The problem :: Retype all the entries word for word, but omit the pictures.

Material ::
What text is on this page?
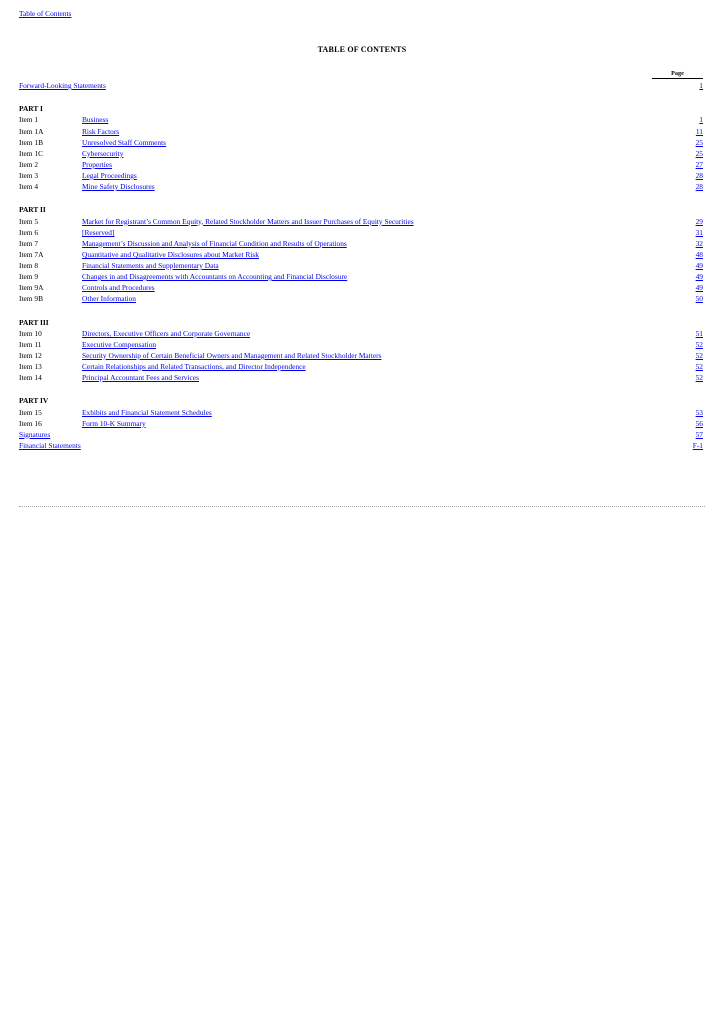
Table of Contents
TABLE OF CONTENTS
Page
Forward-Looking Statements	1
PART I
Item 1	Business	1
Item 1A	Risk Factors	11
Item 1B	Unresolved Staff Comments	25
Item 1C	Cybersecurity	25
Item 2	Properties	27
Item 3	Legal Proceedings	28
Item 4	Mine Safety Disclosures	28
PART II
Item 5	Market for Registrant’s Common Equity, Related Stockholder Matters and Issuer Purchases of Equity Securities	29
Item 6	[Reserved]	31
Item 7	Management’s Discussion and Analysis of Financial Condition and Results of Operations	32
Item 7A	Quantitative and Qualitative Disclosures about Market Risk	48
Item 8	Financial Statements and Supplementary Data	49
Item 9	Changes in and Disagreements with Accountants on Accounting and Financial Disclosure	49
Item 9A	Controls and Procedures	49
Item 9B	Other Information	50
PART III
Item 10	Directors, Executive Officers and Corporate Governance	51
Item 11	Executive Compensation	52
Item 12	Security Ownership of Certain Beneficial Owners and Management and Related Stockholder Matters	52
Item 13	Certain Relationships and Related Transactions, and Director Independence	52
Item 14	Principal Accountant Fees and Services	52
PART IV
Item 15	Exhibits and Financial Statement Schedules	53
Item 16	Form 10-K Summary	56
Signatures	57
Financial Statements	F-1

Expected answer ::
What text is on this page?
Table of Contents
TABLE OF CONTENTS
Page
Forward-Looking Statements	1
PART I
Item 1	Business	1
Item 1A	Risk Factors	11
Item 1B	Unresolved Staff Comments	25
Item 1C	Cybersecurity	25
Item 2	Properties	27
Item 3	Legal Proceedings	28
Item 4	Mine Safety Disclosures	28
PART II
Item 5	Market for Registrant’s Common Equity, Related Stockholder Matters and Issuer Purchases of Equity Securities	29
Item 6	[Reserved]	31
Item 7	Management’s Discussion and Analysis of Financial Condition and Results of Operations	32
Item 7A	Quantitative and Qualitative Disclosures about Market Risk	48
Item 8	Financial Statements and Supplementary Data	49
Item 9	Changes in and Disagreements with Accountants on Accounting and Financial Disclosure	49
Item 9A	Controls and Procedures	49
Item 9B	Other Information	50
PART III
Item 10	Directors, Executive Officers and Corporate Governance	51
Item 11	Executive Compensation	52
Item 12	Security Ownership of Certain Beneficial Owners and Management and Related Stockholder Matters	52
Item 13	Certain Relationships and Related Transactions, and Director Independence	52
Item 14	Principal Accountant Fees and Services	52
PART IV
Item 15	Exhibits and Financial Statement Schedules	53
Item 16	Form 10-K Summary	56
Signatures	57
Financial Statements	F-1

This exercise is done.